**Trecho selecionado**
Mário Bortolotto se repete em espetáculo superficial e piegas
Nova peça do autor abusa de clichês e diálogos banais em trama sobre balanço geracional de três amigos quarentões
LUIZ FERNANDO RAMOS
ENVIADO ESPECIAL A CURITIBA
A dramaturgia sonha
transformar a vida em
história para reinventá-la. "Música para Ninar Dinossauros", texto e direção de Mário Bortolotto, evoca situações
e vivências contemporâneas,
mas o faz de maneira superficial e resulta em caricatura.
Bortolotto construiu uma
trajetória artística ímpar, mantendo uma inegável autenticidade. Sempre recusou o verniz
da sofisticação e veio se aprofundando nos seus próprios
fantasmas sem a preocupação
de redundar nos temas.
Dessa vez, no espetáculo que
foi uma das atrações mais procuradas no Festival de Curitiba
e que estreia no fim de abril em
São Paulo, foi fiel e repetiu a estrutura de quase todas as peças
anteriores. Três amigos aparecem largados em um ambiente
doméstico, em estado alcoólico, depressivo ou de excitação
química. Sua perspectiva orgulhosamente misógina transparece nos diálogos banais e na
troca de platitudes sobre a condição feminina. Ela está representada por prostitutas que
partilham da pasmaceira do
grupo masculino.

**O que fazer**
a – Atualize a crítica teatral entre "Mário Bortolotto se" e "resulta em caricatura.", inclusive, trocando "clichês" por "chavões".
b – Dê continuidade à crítica sobre a peça de Mário Bortolotto a partir do ponto em que ela termina.

**Dados fornecidos**
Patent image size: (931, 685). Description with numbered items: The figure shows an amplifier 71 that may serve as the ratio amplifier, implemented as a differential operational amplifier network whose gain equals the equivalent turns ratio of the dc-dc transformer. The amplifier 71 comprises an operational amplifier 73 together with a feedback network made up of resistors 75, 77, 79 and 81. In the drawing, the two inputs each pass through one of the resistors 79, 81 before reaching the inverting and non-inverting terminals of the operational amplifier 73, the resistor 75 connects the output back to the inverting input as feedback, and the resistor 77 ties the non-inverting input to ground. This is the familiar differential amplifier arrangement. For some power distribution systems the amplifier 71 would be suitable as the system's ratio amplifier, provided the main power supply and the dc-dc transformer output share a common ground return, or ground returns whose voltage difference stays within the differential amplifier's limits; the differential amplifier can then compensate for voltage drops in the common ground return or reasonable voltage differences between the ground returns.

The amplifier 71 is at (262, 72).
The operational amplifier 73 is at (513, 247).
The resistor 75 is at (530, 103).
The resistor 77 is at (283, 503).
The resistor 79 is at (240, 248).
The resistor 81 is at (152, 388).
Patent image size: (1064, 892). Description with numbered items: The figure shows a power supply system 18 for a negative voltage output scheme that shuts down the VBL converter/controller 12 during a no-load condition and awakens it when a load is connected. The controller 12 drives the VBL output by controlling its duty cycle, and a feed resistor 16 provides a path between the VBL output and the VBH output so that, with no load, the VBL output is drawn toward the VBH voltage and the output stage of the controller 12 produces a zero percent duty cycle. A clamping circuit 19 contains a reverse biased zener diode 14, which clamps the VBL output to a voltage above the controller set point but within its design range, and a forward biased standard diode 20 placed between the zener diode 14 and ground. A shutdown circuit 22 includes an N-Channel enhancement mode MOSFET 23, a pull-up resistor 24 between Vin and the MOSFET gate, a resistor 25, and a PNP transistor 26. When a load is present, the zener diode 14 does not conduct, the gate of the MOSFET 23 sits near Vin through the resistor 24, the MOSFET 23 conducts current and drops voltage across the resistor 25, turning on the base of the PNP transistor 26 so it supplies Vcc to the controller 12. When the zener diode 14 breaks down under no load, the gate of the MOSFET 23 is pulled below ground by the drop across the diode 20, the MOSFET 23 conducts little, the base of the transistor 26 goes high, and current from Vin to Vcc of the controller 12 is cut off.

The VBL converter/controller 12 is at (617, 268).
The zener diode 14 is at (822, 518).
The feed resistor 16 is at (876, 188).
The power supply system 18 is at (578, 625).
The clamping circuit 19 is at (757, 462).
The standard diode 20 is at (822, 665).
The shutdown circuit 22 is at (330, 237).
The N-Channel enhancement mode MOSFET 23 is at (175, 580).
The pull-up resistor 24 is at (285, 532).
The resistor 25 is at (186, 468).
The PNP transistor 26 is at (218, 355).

**Respostas por tarefa**
a –
Mário Bortolotto se repete em espetáculo superficial e piegas
Nova peça do autor abusa de chavões e diálogos banais em trama sobre balanço geracional de três amigos quarentões
LUIZ FERNANDO RAMOS
ENVIADO ESPECIAL A CURITIBA
A dramaturgia sonha
transformar a vida em
história para reinventá-la. "Música para Ninar Dinossauros", texto e direção de Mário Bortolotto, evoca situações
e vivências contemporâneas,
mas o faz de maneira superficial e resulta em caricatura.

b –
A novidade é que Bortolotto
propõe um desdobramento
desta estrutura, criando dois
planos temporais. Um em que
os três amigos são ainda jovens
e outro em que aparecem como
quarentões. Nas duas situações, que se alternam ao longo
da encenação, três garotas de
programa interagem com eles.
Se a duplicação favorece um caráter revisionista, de balanço
geracional, o seu chauvinismo
permanece inalterado.
É notável uma adesão programática à tríade sexo, drogas
e rock & roll e uma vaga emulação da literatura "beatnik", mas
a dramaturgia não alcança os
parâmetros libertários ali formulados. No tocante ao espetáculo, prevalece outro traço típico de Bortolotto: um estudado
ralentar do tempo cênico. As
transições são vagarosas, como
se a catatonia dos personagens
contaminasse as cenas, o que é
interessante. Nesse sentido, a
escolha de dois não atores
-Lourenço Mutarelli e Paulo
de Tharso -para compor o
elenco é oportuna.
Se há algo que surpreende é a
presença de alguns números
musicais. As canções colaboram para enfatizar o tom melancólico e o caráter niilista do
conjunto. Mas, curiosamente,
embalam um sub-reptício sentido redentor que emerge no
fim. O personagem central, o
próprio autor e encenador, permanecerá com dificuldades na
relação com as mulheres que
não sejam putas, mas já se esboça nele um reconhecimento
destas como seres humanos.
Chega a ser piegas e passa
bem longe do quadro derrisório
que se vinha construindo. A vida, real ou imaginária, é mais
embaixo.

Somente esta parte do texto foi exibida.